* [TASK TO COMPLETE] Here the job is to restate every entry word for word.

* [ENTRIES SUPPLIED]
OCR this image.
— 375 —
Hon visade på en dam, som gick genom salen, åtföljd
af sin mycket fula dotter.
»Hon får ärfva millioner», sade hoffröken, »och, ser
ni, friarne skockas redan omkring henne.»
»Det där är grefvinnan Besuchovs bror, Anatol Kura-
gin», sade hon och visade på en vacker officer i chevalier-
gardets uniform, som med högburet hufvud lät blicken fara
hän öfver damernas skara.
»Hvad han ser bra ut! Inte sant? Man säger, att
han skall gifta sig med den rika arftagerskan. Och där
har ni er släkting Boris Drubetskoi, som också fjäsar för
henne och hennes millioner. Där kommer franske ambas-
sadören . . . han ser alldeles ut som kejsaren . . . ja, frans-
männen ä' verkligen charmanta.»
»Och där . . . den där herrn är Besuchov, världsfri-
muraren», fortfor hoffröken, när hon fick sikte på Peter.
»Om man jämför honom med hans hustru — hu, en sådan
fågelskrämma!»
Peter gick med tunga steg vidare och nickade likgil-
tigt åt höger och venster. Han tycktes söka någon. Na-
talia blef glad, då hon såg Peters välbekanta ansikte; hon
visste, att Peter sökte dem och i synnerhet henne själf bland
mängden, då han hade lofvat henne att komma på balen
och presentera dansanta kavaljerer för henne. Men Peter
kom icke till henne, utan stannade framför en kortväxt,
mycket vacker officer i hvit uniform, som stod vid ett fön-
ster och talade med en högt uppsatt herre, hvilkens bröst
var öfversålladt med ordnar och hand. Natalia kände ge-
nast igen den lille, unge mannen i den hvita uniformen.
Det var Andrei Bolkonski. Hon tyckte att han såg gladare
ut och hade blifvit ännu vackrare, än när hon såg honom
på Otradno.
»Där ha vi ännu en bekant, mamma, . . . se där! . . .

* [ANSWER BOX]
OCR this image.
— 375 —
Hon visade på en dam, som gick genom salen, åtföljd
af sin mycket fula dotter.
»Hon får ärfva millioner», sade hoffröken, »och, ser
ni, friarne skockas redan omkring henne.»
»Det där är grefvinnan Besuchovs bror, Anatol Kura-
gin», sade hon och visade på en vacker officer i chevalier-
gardets uniform, som med högburet hufvud lät blicken fara
hän öfver damernas skara.
»Hvad han ser bra ut! Inte sant? Man säger, att
han skall gifta sig med den rika arftagerskan. Och där
har ni er släkting Boris Drubetskoi, som också fjäsar för
henne och hennes millioner. Där kommer franske ambas-
sadören . . . han ser alldeles ut som kejsaren . . . ja, frans-
männen ä' verkligen charmanta.»
»Och där . . . den där herrn är Besuchov, världsfri-
muraren», fortfor hoffröken, när hon fick sikte på Peter.
»Om man jämför honom med hans hustru — hu, en sådan
fågelskrämma!»
Peter gick med tunga steg vidare och nickade likgil-
tigt åt höger och venster. Han tycktes söka någon. Na-
talia blef glad, då hon såg Peters välbekanta ansikte; hon
visste, att Peter sökte dem och i synnerhet henne själf bland
mängden, då han hade lofvat henne att komma på balen
och presentera dansanta kavaljerer för henne. Men Peter
kom icke till henne, utan stannade framför en kortväxt,
mycket vacker officer i hvit uniform, som stod vid ett fön-
ster och talade med en högt uppsatt herre, hvilkens bröst
var öfversålladt med ordnar och hand. Natalia kände ge-
nast igen den lille, unge mannen i den hvita uniformen.
Det var Andrei Bolkonski. Hon tyckte att han såg gladare
ut och hade blifvit ännu vackrare, än när hon såg honom
på Otradno.
»Där ha vi ännu en bekant, mamma, . . . se där! . . .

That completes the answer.